:: Data provided ::

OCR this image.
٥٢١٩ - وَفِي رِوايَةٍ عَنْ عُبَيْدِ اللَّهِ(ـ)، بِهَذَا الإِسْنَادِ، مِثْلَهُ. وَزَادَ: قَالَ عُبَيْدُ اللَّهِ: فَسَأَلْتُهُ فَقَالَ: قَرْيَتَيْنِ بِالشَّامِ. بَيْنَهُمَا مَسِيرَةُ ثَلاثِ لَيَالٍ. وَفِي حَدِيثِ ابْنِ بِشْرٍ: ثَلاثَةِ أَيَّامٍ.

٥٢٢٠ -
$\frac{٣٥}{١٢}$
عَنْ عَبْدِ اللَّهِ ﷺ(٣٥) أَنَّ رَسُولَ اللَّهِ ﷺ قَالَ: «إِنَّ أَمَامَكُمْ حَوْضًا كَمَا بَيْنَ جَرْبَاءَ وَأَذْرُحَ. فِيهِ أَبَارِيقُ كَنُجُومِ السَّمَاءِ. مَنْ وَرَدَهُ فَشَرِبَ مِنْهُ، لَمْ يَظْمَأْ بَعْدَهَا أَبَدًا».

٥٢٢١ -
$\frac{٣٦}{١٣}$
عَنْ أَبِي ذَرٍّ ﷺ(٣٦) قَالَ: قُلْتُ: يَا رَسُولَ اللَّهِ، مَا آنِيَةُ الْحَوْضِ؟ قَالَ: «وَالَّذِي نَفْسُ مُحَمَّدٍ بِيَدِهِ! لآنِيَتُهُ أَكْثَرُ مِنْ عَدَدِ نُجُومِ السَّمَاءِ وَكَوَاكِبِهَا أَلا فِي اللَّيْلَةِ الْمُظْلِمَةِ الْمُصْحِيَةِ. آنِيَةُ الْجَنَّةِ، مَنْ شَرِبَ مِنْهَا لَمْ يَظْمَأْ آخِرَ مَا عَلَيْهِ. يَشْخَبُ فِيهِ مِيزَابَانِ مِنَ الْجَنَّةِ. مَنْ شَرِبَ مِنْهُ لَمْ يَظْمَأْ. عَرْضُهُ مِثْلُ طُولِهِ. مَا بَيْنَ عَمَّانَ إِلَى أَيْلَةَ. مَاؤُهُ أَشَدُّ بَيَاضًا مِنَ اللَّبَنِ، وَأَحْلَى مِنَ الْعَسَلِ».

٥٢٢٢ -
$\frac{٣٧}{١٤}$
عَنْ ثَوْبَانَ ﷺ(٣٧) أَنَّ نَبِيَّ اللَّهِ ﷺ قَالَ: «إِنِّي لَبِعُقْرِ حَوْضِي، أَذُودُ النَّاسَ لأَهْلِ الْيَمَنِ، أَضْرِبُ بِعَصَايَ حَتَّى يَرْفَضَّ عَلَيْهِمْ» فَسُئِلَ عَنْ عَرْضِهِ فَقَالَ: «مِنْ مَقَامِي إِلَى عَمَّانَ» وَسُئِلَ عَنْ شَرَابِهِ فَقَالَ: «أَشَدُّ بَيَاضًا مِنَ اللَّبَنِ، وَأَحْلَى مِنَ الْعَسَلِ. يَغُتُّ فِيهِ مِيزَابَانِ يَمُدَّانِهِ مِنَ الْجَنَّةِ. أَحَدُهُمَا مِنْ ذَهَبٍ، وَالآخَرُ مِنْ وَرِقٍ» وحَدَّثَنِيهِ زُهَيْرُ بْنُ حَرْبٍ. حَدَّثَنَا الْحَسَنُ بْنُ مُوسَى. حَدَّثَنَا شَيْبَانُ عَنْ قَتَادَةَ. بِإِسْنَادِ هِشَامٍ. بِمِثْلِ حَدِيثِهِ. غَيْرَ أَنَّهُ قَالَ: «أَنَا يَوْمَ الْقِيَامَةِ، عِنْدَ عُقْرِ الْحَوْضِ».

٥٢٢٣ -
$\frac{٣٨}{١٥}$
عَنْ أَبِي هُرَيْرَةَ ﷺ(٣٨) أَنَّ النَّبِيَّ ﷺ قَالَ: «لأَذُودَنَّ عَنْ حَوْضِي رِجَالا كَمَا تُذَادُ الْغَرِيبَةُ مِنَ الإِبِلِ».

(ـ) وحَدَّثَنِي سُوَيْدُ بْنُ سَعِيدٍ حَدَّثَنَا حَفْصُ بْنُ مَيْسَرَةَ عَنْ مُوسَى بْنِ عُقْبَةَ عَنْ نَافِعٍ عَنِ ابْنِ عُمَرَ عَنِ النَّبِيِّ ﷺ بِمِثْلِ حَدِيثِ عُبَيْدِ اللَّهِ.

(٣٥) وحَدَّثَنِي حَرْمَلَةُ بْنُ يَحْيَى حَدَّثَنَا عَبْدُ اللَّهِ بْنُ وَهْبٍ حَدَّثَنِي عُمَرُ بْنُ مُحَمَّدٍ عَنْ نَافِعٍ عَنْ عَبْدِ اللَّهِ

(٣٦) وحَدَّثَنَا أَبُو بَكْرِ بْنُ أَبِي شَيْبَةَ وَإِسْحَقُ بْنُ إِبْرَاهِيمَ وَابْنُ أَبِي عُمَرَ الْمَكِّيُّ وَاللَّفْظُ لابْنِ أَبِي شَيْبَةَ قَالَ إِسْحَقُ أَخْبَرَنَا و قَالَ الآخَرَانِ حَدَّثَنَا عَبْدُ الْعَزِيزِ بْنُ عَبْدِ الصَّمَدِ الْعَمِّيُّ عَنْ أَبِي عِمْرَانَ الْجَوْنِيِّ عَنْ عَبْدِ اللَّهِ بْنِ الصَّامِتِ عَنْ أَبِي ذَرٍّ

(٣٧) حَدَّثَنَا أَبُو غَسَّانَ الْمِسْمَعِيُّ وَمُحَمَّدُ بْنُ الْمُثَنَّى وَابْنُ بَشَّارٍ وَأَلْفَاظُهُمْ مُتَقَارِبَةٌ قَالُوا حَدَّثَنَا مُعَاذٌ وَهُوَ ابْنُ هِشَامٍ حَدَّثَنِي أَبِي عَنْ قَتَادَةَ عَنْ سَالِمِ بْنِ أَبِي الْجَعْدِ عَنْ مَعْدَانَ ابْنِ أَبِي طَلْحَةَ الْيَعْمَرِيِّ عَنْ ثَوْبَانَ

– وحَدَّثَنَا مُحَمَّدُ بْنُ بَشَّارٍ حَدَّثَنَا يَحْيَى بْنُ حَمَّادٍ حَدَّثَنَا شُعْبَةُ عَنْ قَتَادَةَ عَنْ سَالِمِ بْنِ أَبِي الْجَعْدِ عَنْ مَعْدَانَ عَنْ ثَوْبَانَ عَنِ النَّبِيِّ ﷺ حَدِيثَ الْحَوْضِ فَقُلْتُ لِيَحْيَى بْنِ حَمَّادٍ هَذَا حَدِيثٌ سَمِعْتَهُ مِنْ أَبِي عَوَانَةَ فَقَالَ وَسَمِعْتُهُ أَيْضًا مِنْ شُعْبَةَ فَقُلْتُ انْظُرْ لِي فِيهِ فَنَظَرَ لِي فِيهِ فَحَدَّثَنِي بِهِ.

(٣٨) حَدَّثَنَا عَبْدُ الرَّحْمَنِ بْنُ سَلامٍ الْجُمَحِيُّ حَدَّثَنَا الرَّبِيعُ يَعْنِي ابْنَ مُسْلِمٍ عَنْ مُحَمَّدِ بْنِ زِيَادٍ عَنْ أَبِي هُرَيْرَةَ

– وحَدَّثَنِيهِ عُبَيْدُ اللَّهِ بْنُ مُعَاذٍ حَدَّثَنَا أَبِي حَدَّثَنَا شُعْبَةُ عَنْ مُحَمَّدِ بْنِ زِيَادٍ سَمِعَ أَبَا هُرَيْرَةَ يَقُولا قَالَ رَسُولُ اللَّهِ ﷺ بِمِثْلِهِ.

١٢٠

:::

Job: Using the records given above, list every line that includes the word "frac".

Task answer:
$\frac{٣٥}{١٢}$
$\frac{٣٦}{١٣}$
$\frac{٣٧}{١٤}$
$\frac{٣٨}{١٥}$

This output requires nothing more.